Task prompt: Rewrite everything from the start of the data down to the line containing "brand-logo[interactable]: M4STrip —", substituting "stat-caption" for "stat-label" and leaving all else unchanged.

═════ Dataset excerpts

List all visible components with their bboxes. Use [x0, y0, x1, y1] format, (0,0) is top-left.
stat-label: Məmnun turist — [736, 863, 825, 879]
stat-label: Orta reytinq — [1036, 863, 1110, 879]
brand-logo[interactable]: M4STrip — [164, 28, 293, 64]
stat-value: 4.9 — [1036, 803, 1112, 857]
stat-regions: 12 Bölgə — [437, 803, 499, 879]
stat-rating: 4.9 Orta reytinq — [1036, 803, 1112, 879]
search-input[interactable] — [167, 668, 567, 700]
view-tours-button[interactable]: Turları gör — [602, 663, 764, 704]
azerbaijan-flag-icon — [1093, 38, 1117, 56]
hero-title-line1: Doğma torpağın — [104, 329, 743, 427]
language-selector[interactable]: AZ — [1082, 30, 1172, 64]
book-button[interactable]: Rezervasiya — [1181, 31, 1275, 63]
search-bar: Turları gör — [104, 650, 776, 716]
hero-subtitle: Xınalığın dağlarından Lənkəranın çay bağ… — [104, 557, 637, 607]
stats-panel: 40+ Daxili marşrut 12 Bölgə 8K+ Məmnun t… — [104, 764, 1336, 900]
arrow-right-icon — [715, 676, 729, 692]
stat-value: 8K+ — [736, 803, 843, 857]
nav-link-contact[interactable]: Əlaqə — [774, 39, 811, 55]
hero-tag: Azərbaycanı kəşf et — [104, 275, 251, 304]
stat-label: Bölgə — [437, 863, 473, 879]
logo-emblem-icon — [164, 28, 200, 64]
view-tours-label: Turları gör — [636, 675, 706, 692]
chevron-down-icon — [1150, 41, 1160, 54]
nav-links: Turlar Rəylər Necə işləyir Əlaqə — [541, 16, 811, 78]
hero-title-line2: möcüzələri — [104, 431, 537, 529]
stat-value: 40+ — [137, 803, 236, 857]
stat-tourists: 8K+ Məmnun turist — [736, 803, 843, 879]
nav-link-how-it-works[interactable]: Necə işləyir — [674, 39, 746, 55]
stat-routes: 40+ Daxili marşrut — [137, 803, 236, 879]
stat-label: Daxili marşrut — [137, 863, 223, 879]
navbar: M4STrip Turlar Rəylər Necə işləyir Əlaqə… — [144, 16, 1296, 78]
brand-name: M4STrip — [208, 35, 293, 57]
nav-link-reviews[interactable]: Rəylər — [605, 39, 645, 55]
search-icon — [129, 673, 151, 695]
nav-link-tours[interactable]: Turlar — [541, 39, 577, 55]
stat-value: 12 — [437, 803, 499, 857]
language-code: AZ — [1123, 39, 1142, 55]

══════════

Completed task:
List all visible components with their bboxes. Use [x0, y0, x1, y1] format, (0,0) is top-left.
stat-caption: Məmnun turist — [736, 863, 825, 879]
stat-caption: Orta reytinq — [1036, 863, 1110, 879]
brand-logo[interactable]: M4STrip — [164, 28, 293, 64]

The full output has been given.